===== INPUT FOR THIS TASK

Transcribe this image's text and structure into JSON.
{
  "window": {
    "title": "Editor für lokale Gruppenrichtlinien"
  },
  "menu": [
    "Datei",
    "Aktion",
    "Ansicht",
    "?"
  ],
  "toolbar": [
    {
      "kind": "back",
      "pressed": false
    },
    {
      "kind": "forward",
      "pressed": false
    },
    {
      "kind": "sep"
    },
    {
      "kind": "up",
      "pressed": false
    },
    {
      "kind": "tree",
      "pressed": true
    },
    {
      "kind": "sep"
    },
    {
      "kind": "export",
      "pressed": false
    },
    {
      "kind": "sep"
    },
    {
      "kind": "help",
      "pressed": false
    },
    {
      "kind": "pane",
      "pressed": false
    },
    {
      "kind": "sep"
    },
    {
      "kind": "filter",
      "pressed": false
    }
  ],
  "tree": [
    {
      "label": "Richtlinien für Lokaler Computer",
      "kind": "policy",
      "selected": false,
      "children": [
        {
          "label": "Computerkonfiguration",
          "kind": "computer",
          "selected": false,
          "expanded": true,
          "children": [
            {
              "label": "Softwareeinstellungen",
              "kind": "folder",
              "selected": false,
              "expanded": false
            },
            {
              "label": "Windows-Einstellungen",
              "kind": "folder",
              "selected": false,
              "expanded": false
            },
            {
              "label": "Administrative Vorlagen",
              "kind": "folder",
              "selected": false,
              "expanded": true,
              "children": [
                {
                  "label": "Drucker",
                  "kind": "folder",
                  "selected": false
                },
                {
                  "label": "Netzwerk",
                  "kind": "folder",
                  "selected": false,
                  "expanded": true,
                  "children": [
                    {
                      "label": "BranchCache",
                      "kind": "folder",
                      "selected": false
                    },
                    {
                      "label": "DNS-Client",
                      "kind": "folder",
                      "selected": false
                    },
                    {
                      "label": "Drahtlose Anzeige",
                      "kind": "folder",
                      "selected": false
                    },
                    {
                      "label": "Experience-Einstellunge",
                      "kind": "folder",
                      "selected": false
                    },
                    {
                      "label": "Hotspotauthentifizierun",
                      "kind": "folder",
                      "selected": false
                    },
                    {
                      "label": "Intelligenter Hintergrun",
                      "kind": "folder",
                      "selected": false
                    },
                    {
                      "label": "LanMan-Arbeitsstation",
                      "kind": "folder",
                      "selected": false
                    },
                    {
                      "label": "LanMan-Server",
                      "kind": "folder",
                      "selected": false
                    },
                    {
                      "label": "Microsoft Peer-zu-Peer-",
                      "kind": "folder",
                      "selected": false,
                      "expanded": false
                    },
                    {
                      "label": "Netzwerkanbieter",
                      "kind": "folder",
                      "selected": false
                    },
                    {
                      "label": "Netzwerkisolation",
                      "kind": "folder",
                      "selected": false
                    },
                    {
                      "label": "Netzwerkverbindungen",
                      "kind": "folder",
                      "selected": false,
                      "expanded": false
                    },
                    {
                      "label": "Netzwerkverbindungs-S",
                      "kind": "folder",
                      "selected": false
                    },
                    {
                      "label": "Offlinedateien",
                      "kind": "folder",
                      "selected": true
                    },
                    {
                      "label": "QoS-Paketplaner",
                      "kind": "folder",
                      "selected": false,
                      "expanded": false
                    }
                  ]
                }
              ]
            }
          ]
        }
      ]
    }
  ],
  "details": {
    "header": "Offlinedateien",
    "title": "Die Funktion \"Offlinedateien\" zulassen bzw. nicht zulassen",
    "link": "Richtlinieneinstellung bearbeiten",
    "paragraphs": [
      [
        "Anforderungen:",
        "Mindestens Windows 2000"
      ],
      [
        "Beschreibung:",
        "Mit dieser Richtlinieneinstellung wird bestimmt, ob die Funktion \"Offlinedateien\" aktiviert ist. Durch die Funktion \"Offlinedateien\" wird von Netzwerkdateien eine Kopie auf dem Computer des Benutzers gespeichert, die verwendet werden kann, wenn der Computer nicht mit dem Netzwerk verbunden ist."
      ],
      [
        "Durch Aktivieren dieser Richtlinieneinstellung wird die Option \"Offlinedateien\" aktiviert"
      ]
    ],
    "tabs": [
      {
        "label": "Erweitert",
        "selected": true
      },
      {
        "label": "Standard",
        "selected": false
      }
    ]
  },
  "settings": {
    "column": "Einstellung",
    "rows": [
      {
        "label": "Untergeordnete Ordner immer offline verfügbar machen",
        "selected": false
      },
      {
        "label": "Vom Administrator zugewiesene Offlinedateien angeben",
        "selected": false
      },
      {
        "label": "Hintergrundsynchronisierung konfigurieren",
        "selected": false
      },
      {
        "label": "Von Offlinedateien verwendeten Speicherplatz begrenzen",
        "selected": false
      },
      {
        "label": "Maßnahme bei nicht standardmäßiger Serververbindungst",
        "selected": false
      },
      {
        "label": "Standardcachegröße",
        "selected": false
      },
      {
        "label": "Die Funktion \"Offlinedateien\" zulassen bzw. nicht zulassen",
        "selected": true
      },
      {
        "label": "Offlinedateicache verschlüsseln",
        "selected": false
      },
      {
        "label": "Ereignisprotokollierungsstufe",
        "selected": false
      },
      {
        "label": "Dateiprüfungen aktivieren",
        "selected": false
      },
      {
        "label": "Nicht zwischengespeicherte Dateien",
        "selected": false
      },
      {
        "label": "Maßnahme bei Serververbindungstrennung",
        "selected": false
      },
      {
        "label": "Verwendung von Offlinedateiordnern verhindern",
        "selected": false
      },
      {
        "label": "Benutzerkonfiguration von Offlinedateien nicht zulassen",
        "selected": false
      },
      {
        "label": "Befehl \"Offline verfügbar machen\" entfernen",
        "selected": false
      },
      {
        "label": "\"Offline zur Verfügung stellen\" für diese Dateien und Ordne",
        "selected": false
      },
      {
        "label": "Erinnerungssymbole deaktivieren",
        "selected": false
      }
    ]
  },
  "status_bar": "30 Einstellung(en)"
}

==========

# WHAT TO DO
Extract all the entries word for word.

# RIGHT ANSWER
Transcribe this image's text and structure into JSON.
{
  "window": {
    "title": "Editor für lokale Gruppenrichtlinien"
  },
  "menu": [
    "Datei",
    "Aktion",
    "Ansicht",
    "?"
  ],
  "toolbar": [
    {
      "kind": "back",
      "pressed": false
    },
    {
      "kind": "forward",
      "pressed": false
    },
    {
      "kind": "sep"
    },
    {
      "kind": "up",
      "pressed": false
    },
    {
      "kind": "tree",
      "pressed": true
    },
    {
      "kind": "sep"
    },
    {
      "kind": "export",
      "pressed": false
    },
    {
      "kind": "sep"
    },
    {
      "kind": "help",
      "pressed": false
    },
    {
      "kind": "pane",
      "pressed": false
    },
    {
      "kind": "sep"
    },
    {
      "kind": "filter",
      "pressed": false
    }
  ],
  "tree": [
    {
      "label": "Richtlinien für Lokaler Computer",
      "kind": "policy",
      "selected": false,
      "children": [
        {
          "label": "Computerkonfiguration",
          "kind": "computer",
          "selected": false,
          "expanded": true,
          "children": [
            {
              "label": "Softwareeinstellungen",
              "kind": "folder",
              "selected": false,
              "expanded": false
            },
            {
              "label": "Windows-Einstellungen",
              "kind": "folder",
              "selected": false,
              "expanded": false
            },
            {
              "label": "Administrative Vorlagen",
              "kind": "folder",
              "selected": false,
              "expanded": true,
              "children": [
                {
                  "label": "Drucker",
                  "kind": "folder",
                  "selected": false
                },
                {
                  "label": "Netzwerk",
                  "kind": "folder",
                  "selected": false,
                  "expanded": true,
                  "children": [
                    {
                      "label": "BranchCache",
                      "kind": "folder",
                      "selected": false
                    },
                    {
                      "label": "DNS-Client",
                      "kind": "folder",
                      "selected": false
                    },
                    {
                      "label": "Drahtlose Anzeige",
                      "kind": "folder",
                      "selected": false
                    },
                    {
                      "label": "Experience-Einstellunge",
                      "kind": "folder",
                      "selected": false
                    },
                    {
                      "label": "Hotspotauthentifizierun",
                      "kind": "folder",
                      "selected": false
                    },
                    {
                      "label": "Intelligenter Hintergrun",
                      "kind": "folder",
                      "selected": false
                    },
                    {
                      "label": "LanMan-Arbeitsstation",
                      "kind": "folder",
                      "selected": false
                    },
                    {
                      "label": "LanMan-Server",
                      "kind": "folder",
                      "selected": false
                    },
                    {
                      "label": "Microsoft Peer-zu-Peer-",
                      "kind": "folder",
                      "selected": false,
                      "expanded": false
                    },
                    {
                      "label": "Netzwerkanbieter",
                      "kind": "folder",
                      "selected": false
                    },
                    {
                      "label": "Netzwerkisolation",
                      "kind": "folder",
                      "selected": false
                    },
                    {
                      "label": "Netzwerkverbindungen",
                      "kind": "folder",
                      "selected": false,
                      "expanded": false
                    },
                    {
                      "label": "Netzwerkverbindungs-S",
                      "kind": "folder",
                      "selected": false
                    },
                    {
                      "label": "Offlinedateien",
                      "kind": "folder",
                      "selected": true
                    },
                    {
                      "label": "QoS-Paketplaner",
                      "kind": "folder",
                      "selected": false,
                      "expanded": false
                    }
                  ]
                }
              ]
            }
          ]
        }
      ]
    }
  ],
  "details": {
    "header": "Offlinedateien",
    "title": "Die Funktion \"Offlinedateien\" zulassen bzw. nicht zulassen",
    "link": "Richtlinieneinstellung bearbeiten",
    "paragraphs": [
      [
        "Anforderungen:",
        "Mindestens Windows 2000"
      ],
      [
        "Beschreibung:",
        "Mit dieser Richtlinieneinstellung wird bestimmt, ob die Funktion \"Offlinedateien\" aktiviert ist. Durch die Funktion \"Offlinedateien\" wird von Netzwerkdateien eine Kopie auf dem Computer des Benutzers gespeichert, die verwendet werden kann, wenn der Computer nicht mit dem Netzwerk verbunden ist."
      ],
      [
        "Durch Aktivieren dieser Richtlinieneinstellung wird die Option \"Offlinedateien\" aktiviert"
      ]
    ],
    "tabs": [
      {
        "label": "Erweitert",
        "selected": true
      },
      {
        "label": "Standard",
        "selected": false
      }
    ]
  },
  "settings": {
    "column": "Einstellung",
    "rows": [
      {
        "label": "Untergeordnete Ordner immer offline verfügbar machen",
        "selected": false
      },
      {
        "label": "Vom Administrator zugewiesene Offlinedateien angeben",
        "selected": false
      },
      {
        "label": "Hintergrundsynchronisierung konfigurieren",
        "selected": false
      },
      {
        "label": "Von Offlinedateien verwendeten Speicherplatz begrenzen",
        "selected": false
      },
      {
        "label": "Maßnahme bei nicht standardmäßiger Serververbindungst",
        "selected": false
      },
      {
        "label": "Standardcachegröße",
        "selected": false
      },
      {
        "label": "Die Funktion \"Offlinedateien\" zulassen bzw. nicht zulassen",
        "selected": true
      },
      {
        "label": "Offlinedateicache verschlüsseln",
        "selected": false
      },
      {
        "label": "Ereignisprotokollierungsstufe",
        "selected": false
      },
      {
        "label": "Dateiprüfungen aktivieren",
        "selected": false
      },
      {
        "label": "Nicht zwischengespeicherte Dateien",
        "selected": false
      },
      {
        "label": "Maßnahme bei Serververbindungstrennung",
        "selected": false
      },
      {
        "label": "Verwendung von Offlinedateiordnern verhindern",
        "selected": false
      },
      {
        "label": "Benutzerkonfiguration von Offlinedateien nicht zulassen",
        "selected": false
      },
      {
        "label": "Befehl \"Offline verfügbar machen\" entfernen",
        "selected": false
      },
      {
        "label": "\"Offline zur Verfügung stellen\" für diese Dateien und Ordne",
        "selected": false
      },
      {
        "label": "Erinnerungssymbole deaktivieren",
        "selected": false
      }
    ]
  },
  "status_bar": "30 Einstellung(en)"
}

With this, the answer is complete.